_TEXT SEGMENT_:
>>>

The Homestead Town Hall, also known as the Redlands District Chamber of Commerce, is the original town hall for the Town of Homestead, built in 1917 Homestead, Florida. It is located at 41 North Krome Avenue. On November 7, 1997, it was added to the U.S. National Register of Historic Places.

The building was originally two separate buildings that date to 1917 and 1924, which were subsequently connected. It was the first municipal building in Homestead. This property is part of the Homestead Multiple Property Submission.

The Historic Homestead Town Hall Museum is located in the Homestead Town Hall. The museum features photos, artifacts and films about the city's history.
==History and description==
In 1913, Homestead, Florida, was incorporated. The city government hired architect H. Hastings Mundy to design a town hall, whose projects also included several schools and a church in Miami, some of which are listed on the National Register of Historic Places (NRHP). The Homestead Town Hall remains the only known commission for Mundy in the town. John F. Umphrey became the contractor after bidding slightly more than $4,000. He also had experience with building local structures. Umphrey and Mayor Russell F. Tatum signed the contractor in February 1917, which included a 90-day deadline. However, this project would not be finished until August.

<<<

_Layout region records_:
>>>

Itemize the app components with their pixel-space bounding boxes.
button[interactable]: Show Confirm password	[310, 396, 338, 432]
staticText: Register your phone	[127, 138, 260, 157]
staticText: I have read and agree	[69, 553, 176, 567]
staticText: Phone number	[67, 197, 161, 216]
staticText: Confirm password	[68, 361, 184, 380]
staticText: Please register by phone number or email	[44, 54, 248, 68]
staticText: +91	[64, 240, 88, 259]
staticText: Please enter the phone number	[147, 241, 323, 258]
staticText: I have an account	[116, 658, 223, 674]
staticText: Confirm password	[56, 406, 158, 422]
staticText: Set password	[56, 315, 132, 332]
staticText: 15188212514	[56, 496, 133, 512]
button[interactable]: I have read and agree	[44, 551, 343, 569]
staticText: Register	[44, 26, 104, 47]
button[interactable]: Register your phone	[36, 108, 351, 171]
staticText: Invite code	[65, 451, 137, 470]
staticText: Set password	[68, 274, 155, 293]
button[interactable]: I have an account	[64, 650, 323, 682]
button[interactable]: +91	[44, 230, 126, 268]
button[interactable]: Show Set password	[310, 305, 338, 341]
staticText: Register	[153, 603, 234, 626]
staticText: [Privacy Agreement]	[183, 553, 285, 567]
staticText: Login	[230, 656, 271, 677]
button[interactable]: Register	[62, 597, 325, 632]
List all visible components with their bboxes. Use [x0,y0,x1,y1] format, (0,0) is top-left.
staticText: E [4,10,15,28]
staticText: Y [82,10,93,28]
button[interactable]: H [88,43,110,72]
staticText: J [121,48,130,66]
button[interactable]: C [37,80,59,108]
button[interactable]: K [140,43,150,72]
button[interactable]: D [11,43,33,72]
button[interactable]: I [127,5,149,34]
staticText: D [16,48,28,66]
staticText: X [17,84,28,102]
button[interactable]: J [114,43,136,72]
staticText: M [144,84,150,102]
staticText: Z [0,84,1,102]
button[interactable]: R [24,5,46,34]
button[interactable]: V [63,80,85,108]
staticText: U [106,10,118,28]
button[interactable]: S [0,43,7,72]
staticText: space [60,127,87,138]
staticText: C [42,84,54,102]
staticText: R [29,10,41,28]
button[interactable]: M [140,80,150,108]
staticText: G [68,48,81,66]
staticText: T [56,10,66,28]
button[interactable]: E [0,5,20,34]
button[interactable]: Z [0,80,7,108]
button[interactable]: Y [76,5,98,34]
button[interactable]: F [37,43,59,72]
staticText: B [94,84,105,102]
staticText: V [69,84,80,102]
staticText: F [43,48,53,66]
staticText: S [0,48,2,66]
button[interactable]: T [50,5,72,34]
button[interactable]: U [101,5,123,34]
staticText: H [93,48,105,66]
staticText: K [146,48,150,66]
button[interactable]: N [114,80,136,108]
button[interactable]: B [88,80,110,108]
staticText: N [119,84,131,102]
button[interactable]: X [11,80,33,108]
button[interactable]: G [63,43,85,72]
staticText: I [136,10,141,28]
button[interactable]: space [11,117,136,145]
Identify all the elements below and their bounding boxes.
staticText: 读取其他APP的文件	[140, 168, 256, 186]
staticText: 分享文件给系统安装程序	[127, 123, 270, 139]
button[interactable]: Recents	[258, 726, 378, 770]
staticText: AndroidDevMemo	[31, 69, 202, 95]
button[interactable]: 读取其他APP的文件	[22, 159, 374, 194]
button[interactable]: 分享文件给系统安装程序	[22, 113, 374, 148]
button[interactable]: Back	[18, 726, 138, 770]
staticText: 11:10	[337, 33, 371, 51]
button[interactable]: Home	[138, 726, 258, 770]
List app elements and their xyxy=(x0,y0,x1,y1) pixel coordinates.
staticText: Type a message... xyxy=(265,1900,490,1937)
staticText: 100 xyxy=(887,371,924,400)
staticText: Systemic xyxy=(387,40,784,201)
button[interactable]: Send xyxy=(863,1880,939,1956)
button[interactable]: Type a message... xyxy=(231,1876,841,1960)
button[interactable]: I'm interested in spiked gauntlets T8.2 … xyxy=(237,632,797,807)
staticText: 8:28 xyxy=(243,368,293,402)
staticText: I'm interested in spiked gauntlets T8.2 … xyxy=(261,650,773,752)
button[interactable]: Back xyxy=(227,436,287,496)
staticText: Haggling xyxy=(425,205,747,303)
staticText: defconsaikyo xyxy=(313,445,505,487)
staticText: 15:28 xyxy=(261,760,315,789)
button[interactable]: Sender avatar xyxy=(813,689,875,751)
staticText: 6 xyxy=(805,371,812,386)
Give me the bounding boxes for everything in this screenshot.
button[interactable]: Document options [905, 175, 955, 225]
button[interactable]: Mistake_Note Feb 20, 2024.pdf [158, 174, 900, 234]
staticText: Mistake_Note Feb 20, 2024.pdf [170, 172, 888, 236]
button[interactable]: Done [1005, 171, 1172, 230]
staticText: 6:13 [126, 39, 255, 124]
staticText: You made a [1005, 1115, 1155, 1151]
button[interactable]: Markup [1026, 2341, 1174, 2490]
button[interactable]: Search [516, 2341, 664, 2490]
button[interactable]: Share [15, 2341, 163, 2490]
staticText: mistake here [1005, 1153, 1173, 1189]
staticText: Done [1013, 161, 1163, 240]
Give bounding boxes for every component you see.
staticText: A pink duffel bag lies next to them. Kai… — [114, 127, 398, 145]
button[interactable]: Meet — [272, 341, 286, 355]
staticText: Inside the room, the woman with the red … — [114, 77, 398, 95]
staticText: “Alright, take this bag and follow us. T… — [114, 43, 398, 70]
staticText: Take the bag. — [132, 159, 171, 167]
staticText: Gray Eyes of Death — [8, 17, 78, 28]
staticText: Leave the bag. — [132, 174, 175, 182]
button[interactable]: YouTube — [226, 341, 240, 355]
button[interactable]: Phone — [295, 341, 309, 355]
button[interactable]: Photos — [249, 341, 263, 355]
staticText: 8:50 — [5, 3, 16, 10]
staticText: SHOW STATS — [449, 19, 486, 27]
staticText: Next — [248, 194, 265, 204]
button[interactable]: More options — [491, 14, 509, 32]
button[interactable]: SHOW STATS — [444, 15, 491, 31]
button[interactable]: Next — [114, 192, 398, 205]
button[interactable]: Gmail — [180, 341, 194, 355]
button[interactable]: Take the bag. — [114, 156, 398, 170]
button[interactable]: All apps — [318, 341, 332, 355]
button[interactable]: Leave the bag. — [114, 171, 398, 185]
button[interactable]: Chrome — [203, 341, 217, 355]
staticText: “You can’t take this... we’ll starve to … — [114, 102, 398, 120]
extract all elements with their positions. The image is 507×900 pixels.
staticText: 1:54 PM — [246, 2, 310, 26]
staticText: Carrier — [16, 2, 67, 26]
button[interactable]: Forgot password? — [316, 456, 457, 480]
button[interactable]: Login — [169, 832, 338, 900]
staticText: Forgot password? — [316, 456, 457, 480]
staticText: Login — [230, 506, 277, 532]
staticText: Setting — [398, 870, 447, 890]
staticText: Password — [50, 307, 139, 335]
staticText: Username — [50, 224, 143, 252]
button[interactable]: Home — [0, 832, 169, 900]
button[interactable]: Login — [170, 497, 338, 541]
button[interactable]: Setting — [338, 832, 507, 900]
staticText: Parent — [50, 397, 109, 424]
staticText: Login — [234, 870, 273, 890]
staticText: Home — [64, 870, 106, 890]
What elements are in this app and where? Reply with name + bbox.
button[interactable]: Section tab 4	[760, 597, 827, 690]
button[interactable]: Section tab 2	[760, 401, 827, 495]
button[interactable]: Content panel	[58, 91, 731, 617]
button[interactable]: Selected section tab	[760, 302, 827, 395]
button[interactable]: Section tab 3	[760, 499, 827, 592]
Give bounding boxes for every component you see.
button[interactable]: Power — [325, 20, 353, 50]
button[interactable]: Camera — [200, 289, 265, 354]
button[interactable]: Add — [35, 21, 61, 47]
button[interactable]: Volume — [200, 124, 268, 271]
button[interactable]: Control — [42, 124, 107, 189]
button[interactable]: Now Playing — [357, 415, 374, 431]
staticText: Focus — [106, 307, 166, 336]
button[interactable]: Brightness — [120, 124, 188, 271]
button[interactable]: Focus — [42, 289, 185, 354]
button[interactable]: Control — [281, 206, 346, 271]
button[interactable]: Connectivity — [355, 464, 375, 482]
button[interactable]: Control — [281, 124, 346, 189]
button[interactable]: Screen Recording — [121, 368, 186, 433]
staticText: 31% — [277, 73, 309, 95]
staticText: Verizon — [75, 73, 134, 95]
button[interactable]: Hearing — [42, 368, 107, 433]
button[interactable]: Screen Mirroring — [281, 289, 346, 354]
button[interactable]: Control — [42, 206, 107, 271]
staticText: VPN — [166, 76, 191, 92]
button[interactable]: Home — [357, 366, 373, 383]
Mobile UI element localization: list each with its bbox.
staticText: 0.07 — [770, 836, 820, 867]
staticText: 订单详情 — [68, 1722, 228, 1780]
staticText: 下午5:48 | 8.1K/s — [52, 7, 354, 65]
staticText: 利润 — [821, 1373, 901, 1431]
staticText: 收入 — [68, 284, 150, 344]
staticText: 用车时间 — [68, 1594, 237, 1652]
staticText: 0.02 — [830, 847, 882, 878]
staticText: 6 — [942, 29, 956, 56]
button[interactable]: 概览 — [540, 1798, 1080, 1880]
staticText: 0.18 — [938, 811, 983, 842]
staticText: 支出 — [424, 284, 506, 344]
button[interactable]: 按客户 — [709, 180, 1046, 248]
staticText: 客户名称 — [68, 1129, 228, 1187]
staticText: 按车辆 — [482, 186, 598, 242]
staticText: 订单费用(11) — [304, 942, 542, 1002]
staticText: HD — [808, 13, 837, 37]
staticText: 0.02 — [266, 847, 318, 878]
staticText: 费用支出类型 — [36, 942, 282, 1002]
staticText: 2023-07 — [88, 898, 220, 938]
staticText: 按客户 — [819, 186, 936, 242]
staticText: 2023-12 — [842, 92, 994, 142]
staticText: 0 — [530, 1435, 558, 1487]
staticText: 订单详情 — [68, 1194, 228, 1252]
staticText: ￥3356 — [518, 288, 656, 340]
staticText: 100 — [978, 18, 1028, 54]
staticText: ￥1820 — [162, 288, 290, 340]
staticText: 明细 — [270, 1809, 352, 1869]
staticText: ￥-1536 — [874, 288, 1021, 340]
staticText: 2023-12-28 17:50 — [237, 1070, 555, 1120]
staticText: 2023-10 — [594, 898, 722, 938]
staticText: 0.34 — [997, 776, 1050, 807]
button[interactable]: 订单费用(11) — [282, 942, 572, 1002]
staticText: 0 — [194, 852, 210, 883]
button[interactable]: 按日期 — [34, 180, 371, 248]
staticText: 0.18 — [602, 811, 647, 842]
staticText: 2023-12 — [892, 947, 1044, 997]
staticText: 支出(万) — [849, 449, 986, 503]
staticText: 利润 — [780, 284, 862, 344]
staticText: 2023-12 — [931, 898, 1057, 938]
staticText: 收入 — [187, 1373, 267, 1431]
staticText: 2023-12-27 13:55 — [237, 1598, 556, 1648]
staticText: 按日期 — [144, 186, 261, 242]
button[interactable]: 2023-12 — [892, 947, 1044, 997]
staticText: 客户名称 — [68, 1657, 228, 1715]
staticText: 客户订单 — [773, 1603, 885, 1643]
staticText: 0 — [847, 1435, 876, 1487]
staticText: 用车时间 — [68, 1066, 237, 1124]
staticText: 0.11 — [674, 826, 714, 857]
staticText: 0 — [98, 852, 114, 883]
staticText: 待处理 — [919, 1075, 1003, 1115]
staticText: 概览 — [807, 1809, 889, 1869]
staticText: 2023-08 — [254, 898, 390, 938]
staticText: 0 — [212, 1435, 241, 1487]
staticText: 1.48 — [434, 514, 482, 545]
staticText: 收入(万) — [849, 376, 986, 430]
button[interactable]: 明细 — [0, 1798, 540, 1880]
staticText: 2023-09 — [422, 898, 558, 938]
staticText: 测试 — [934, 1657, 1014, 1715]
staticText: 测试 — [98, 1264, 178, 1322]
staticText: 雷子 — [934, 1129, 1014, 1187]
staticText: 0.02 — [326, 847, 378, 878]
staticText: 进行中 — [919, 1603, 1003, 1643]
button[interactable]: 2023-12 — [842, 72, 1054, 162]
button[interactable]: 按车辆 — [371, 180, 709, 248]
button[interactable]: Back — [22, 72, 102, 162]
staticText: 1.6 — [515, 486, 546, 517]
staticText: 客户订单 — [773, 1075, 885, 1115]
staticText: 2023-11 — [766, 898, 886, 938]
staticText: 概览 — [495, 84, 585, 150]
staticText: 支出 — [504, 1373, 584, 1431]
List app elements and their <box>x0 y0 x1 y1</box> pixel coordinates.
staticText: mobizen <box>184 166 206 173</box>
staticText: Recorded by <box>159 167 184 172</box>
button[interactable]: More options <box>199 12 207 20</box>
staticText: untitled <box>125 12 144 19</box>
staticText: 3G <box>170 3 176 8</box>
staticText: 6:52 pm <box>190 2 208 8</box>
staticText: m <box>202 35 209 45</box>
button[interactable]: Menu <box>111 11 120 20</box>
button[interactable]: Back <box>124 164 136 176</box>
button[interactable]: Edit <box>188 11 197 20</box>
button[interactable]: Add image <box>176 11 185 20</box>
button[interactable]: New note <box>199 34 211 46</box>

<<<

In the Homestead Town Hall text, begin at the words "The Historic Homestead" and stop after "the city's history.", then write that span out again with "artifacts" swapped for "relics".

The Historic Homestead Town Hall Museum is located in the Homestead Town Hall. The museum features photos, relics and films about the city's history.